• [Set exercise]: Give nothing except the number of lines containing the word "Ministerstwie".

>> BEGIN

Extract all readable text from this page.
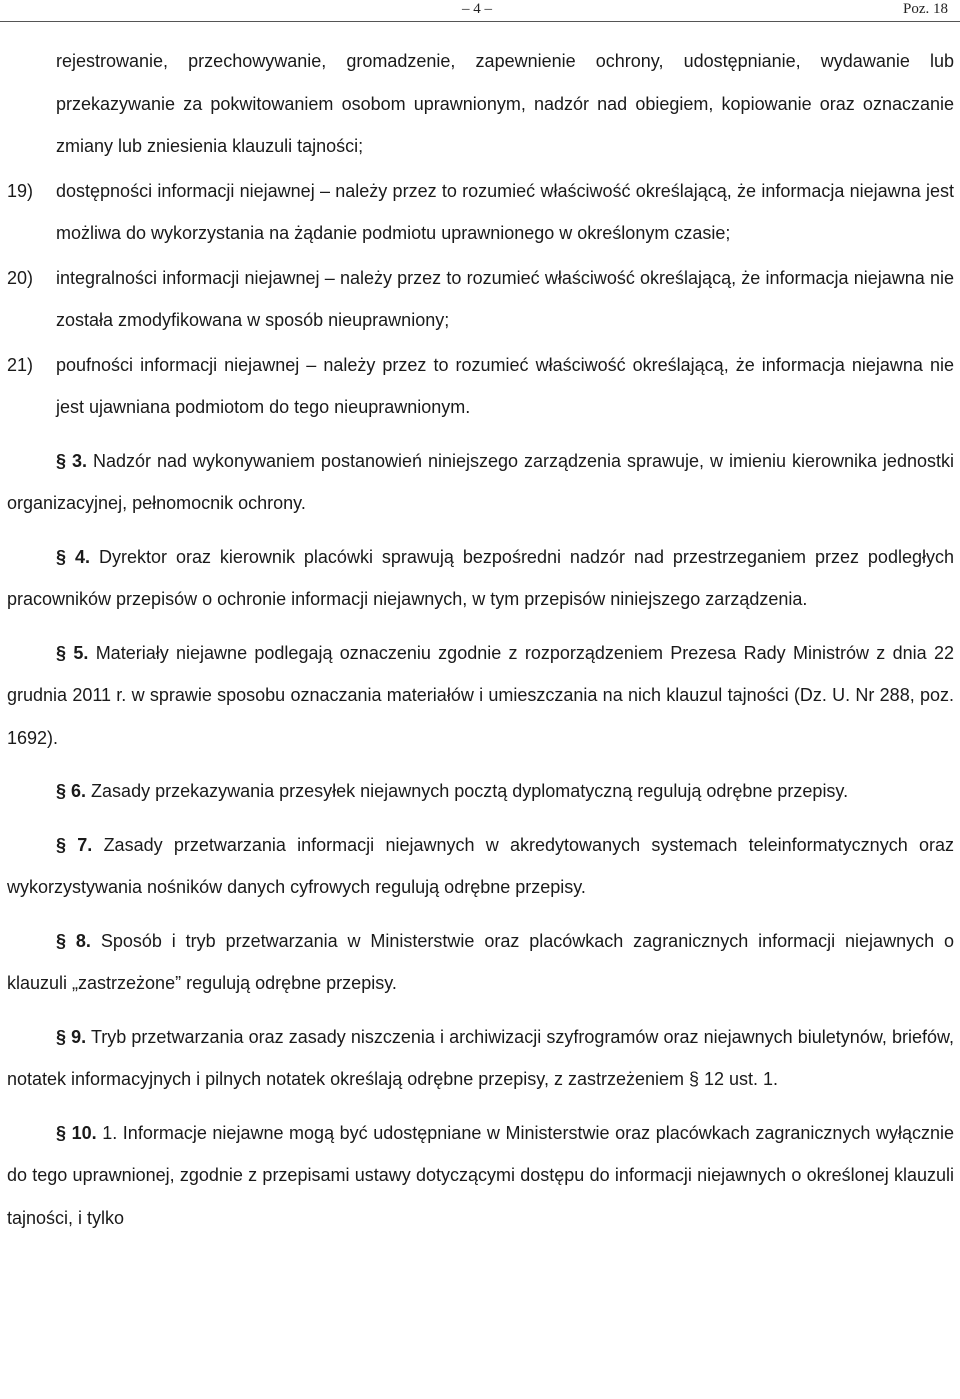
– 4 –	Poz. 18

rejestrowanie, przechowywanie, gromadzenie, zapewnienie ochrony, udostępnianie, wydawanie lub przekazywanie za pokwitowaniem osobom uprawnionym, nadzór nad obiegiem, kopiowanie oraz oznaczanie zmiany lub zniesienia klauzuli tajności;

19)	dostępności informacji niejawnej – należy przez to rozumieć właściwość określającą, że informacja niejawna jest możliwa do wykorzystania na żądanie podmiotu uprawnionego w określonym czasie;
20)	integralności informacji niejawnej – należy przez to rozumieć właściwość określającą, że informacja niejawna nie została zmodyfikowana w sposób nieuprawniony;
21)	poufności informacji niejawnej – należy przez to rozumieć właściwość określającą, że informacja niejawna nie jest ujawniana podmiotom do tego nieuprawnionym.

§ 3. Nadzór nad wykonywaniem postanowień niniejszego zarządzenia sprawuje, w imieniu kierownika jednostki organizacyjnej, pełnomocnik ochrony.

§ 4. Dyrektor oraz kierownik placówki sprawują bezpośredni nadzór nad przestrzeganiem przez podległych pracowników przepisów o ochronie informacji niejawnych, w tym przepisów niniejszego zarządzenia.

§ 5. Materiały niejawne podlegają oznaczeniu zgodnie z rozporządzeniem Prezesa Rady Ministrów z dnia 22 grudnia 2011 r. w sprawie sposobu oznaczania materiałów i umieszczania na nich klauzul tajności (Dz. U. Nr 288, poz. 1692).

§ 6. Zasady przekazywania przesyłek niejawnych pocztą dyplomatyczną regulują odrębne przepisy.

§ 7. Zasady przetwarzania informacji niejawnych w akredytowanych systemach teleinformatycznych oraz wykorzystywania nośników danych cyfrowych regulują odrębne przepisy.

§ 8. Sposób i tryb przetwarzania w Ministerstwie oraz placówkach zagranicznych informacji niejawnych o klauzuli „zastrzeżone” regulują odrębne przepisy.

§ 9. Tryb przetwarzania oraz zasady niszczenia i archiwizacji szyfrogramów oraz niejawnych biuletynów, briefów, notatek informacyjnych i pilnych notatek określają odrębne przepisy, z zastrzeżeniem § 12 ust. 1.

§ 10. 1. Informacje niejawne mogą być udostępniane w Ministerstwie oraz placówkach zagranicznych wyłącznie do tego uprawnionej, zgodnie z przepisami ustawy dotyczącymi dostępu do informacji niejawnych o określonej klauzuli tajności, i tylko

>> END

• [Exercise result]: 2